Exercise description. Reproduce every record below exactly as it appears.

Information shown.
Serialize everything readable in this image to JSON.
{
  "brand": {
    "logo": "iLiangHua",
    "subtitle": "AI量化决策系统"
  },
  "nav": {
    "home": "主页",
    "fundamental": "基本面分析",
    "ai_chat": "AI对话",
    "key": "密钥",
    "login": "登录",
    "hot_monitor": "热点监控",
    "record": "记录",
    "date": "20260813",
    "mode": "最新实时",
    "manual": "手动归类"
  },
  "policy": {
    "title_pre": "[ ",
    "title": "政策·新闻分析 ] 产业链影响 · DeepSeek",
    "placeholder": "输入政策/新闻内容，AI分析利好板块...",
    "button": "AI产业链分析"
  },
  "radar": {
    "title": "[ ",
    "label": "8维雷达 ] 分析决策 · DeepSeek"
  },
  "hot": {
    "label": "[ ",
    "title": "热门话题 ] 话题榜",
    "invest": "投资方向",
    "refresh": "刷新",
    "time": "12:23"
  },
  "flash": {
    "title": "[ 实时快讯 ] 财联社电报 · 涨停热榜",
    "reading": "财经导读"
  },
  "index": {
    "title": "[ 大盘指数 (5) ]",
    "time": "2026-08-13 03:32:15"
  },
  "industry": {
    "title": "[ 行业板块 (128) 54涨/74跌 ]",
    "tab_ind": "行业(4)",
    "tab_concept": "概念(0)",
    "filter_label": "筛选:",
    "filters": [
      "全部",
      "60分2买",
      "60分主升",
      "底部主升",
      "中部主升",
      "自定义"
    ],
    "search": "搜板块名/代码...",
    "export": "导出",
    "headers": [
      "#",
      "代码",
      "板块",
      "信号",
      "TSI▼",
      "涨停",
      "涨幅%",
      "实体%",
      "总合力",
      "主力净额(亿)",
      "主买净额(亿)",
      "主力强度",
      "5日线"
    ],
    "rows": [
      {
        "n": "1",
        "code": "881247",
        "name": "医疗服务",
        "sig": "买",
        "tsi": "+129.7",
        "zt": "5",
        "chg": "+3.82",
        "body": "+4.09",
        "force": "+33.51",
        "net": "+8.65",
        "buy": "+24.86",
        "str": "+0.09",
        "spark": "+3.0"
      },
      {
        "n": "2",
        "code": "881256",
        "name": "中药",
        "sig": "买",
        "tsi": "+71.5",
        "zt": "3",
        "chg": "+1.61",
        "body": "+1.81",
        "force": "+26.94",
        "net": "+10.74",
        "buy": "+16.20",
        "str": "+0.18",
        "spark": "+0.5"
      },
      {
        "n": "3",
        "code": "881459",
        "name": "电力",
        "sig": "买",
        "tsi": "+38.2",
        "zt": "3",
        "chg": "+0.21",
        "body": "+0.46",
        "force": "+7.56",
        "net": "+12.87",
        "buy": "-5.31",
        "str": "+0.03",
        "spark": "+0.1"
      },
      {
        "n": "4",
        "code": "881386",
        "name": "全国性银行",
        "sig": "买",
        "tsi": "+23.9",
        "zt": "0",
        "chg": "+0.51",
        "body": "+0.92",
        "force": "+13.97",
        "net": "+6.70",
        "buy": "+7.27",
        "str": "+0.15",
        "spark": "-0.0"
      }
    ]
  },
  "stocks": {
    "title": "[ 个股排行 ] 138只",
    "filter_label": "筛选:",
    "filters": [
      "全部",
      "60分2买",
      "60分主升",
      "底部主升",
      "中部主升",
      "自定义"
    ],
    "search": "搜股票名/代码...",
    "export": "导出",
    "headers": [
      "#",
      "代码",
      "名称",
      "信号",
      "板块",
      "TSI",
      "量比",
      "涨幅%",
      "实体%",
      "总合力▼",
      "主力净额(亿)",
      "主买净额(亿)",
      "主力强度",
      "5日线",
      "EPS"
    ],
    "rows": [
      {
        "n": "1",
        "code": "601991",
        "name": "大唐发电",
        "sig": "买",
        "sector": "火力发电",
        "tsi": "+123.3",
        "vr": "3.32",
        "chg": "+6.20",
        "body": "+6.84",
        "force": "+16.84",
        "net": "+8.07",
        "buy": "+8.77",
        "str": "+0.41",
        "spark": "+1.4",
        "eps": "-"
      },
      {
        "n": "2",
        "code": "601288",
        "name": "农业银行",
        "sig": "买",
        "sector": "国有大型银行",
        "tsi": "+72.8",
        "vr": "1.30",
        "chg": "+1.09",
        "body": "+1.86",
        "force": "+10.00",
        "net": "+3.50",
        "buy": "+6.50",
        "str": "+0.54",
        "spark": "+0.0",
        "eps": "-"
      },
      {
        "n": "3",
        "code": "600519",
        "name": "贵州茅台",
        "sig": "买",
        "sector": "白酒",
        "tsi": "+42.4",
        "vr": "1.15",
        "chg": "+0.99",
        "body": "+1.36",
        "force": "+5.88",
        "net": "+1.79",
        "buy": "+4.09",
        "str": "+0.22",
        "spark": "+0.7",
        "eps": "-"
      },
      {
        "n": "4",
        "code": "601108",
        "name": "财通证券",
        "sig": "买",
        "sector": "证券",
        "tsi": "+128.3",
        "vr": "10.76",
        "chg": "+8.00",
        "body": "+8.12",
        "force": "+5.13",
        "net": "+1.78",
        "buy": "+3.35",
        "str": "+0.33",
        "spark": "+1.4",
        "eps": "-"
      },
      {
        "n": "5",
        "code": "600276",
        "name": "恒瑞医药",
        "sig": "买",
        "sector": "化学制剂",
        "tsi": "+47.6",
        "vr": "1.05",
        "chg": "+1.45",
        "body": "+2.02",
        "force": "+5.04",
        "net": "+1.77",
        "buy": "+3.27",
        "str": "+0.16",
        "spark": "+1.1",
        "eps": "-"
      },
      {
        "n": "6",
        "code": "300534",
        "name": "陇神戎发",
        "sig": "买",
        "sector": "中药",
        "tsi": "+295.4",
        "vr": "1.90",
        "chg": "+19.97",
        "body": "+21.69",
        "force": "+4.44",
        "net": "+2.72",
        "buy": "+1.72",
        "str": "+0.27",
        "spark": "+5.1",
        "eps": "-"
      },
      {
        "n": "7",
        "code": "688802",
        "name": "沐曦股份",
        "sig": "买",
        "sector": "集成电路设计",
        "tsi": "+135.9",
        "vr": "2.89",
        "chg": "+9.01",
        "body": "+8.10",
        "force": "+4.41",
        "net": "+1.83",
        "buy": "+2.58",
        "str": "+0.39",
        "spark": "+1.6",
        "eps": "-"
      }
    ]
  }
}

Task answer.
Serialize everything readable in this image to JSON.
{
  "brand": {
    "logo": "iLiangHua",
    "subtitle": "AI量化决策系统"
  },
  "nav": {
    "home": "主页",
    "fundamental": "基本面分析",
    "ai_chat": "AI对话",
    "key": "密钥",
    "login": "登录",
    "hot_monitor": "热点监控",
    "record": "记录",
    "date": "20260813",
    "mode": "最新实时",
    "manual": "手动归类"
  },
  "policy": {
    "title_pre": "[ ",
    "title": "政策·新闻分析 ] 产业链影响 · DeepSeek",
    "placeholder": "输入政策/新闻内容，AI分析利好板块...",
    "button": "AI产业链分析"
  },
  "radar": {
    "title": "[ ",
    "label": "8维雷达 ] 分析决策 · DeepSeek"
  },
  "hot": {
    "label": "[ ",
    "title": "热门话题 ] 话题榜",
    "invest": "投资方向",
    "refresh": "刷新",
    "time": "12:23"
  },
  "flash": {
    "title": "[ 实时快讯 ] 财联社电报 · 涨停热榜",
    "reading": "财经导读"
  },
  "index": {
    "title": "[ 大盘指数 (5) ]",
    "time": "2026-08-13 03:32:15"
  },
  "industry": {
    "title": "[ 行业板块 (128) 54涨/74跌 ]",
    "tab_ind": "行业(4)",
    "tab_concept": "概念(0)",
    "filter_label": "筛选:",
    "filters": [
      "全部",
      "60分2买",
      "60分主升",
      "底部主升",
      "中部主升",
      "自定义"
    ],
    "search": "搜板块名/代码...",
    "export": "导出",
    "headers": [
      "#",
      "代码",
      "板块",
      "信号",
      "TSI▼",
      "涨停",
      "涨幅%",
      "实体%",
      "总合力",
      "主力净额(亿)",
      "主买净额(亿)",
      "主力强度",
      "5日线"
    ],
    "rows": [
      {
        "n": "1",
        "code": "881247",
        "name": "医疗服务",
        "sig": "买",
        "tsi": "+129.7",
        "zt": "5",
        "chg": "+3.82",
        "body": "+4.09",
        "force": "+33.51",
        "net": "+8.65",
        "buy": "+24.86",
        "str": "+0.09",
        "spark": "+3.0"
      },
      {
        "n": "2",
        "code": "881256",
        "name": "中药",
        "sig": "买",
        "tsi": "+71.5",
        "zt": "3",
        "chg": "+1.61",
        "body": "+1.81",
        "force": "+26.94",
        "net": "+10.74",
        "buy": "+16.20",
        "str": "+0.18",
        "spark": "+0.5"
      },
      {
        "n": "3",
        "code": "881459",
        "name": "电力",
        "sig": "买",
        "tsi": "+38.2",
        "zt": "3",
        "chg": "+0.21",
        "body": "+0.46",
        "force": "+7.56",
        "net": "+12.87",
        "buy": "-5.31",
        "str": "+0.03",
        "spark": "+0.1"
      },
      {
        "n": "4",
        "code": "881386",
        "name": "全国性银行",
        "sig": "买",
        "tsi": "+23.9",
        "zt": "0",
        "chg": "+0.51",
        "body": "+0.92",
        "force": "+13.97",
        "net": "+6.70",
        "buy": "+7.27",
        "str": "+0.15",
        "spark": "-0.0"
      }
    ]
  },
  "stocks": {
    "title": "[ 个股排行 ] 138只",
    "filter_label": "筛选:",
    "filters": [
      "全部",
      "60分2买",
      "60分主升",
      "底部主升",
      "中部主升",
      "自定义"
    ],
    "search": "搜股票名/代码...",
    "export": "导出",
    "headers": [
      "#",
      "代码",
      "名称",
      "信号",
      "板块",
      "TSI",
      "量比",
      "涨幅%",
      "实体%",
      "总合力▼",
      "主力净额(亿)",
      "主买净额(亿)",
      "主力强度",
      "5日线",
      "EPS"
    ],
    "rows": [
      {
        "n": "1",
        "code": "601991",
        "name": "大唐发电",
        "sig": "买",
        "sector": "火力发电",
        "tsi": "+123.3",
        "vr": "3.32",
        "chg": "+6.20",
        "body": "+6.84",
        "force": "+16.84",
        "net": "+8.07",
        "buy": "+8.77",
        "str": "+0.41",
        "spark": "+1.4",
        "eps": "-"
      },
      {
        "n": "2",
        "code": "601288",
        "name": "农业银行",
        "sig": "买",
        "sector": "国有大型银行",
        "tsi": "+72.8",
        "vr": "1.30",
        "chg": "+1.09",
        "body": "+1.86",
        "force": "+10.00",
        "net": "+3.50",
        "buy": "+6.50",
        "str": "+0.54",
        "spark": "+0.0",
        "eps": "-"
      },
      {
        "n": "3",
        "code": "600519",
        "name": "贵州茅台",
        "sig": "买",
        "sector": "白酒",
        "tsi": "+42.4",
        "vr": "1.15",
        "chg": "+0.99",
        "body": "+1.36",
        "force": "+5.88",
        "net": "+1.79",
        "buy": "+4.09",
        "str": "+0.22",
        "spark": "+0.7",
        "eps": "-"
      },
      {
        "n": "4",
        "code": "601108",
        "name": "财通证券",
        "sig": "买",
        "sector": "证券",
        "tsi": "+128.3",
        "vr": "10.76",
        "chg": "+8.00",
        "body": "+8.12",
        "force": "+5.13",
        "net": "+1.78",
        "buy": "+3.35",
        "str": "+0.33",
        "spark": "+1.4",
        "eps": "-"
      },
      {
        "n": "5",
        "code": "600276",
        "name": "恒瑞医药",
        "sig": "买",
        "sector": "化学制剂",
        "tsi": "+47.6",
        "vr": "1.05",
        "chg": "+1.45",
        "body": "+2.02",
        "force": "+5.04",
        "net": "+1.77",
        "buy": "+3.27",
        "str": "+0.16",
        "spark": "+1.1",
        "eps": "-"
      },
      {
        "n": "6",
        "code": "300534",
        "name": "陇神戎发",
        "sig": "买",
        "sector": "中药",
        "tsi": "+295.4",
        "vr": "1.90",
        "chg": "+19.97",
        "body": "+21.69",
        "force": "+4.44",
        "net": "+2.72",
        "buy": "+1.72",
        "str": "+0.27",
        "spark": "+5.1",
        "eps": "-"
      },
      {
        "n": "7",
        "code": "688802",
        "name": "沐曦股份",
        "sig": "买",
        "sector": "集成电路设计",
        "tsi": "+135.9",
        "vr": "2.89",
        "chg": "+9.01",
        "body": "+8.10",
        "force": "+4.41",
        "net": "+1.83",
        "buy": "+2.58",
        "str": "+0.39",
        "spark": "+1.6",
        "eps": "-"
      }
    ]
  }
}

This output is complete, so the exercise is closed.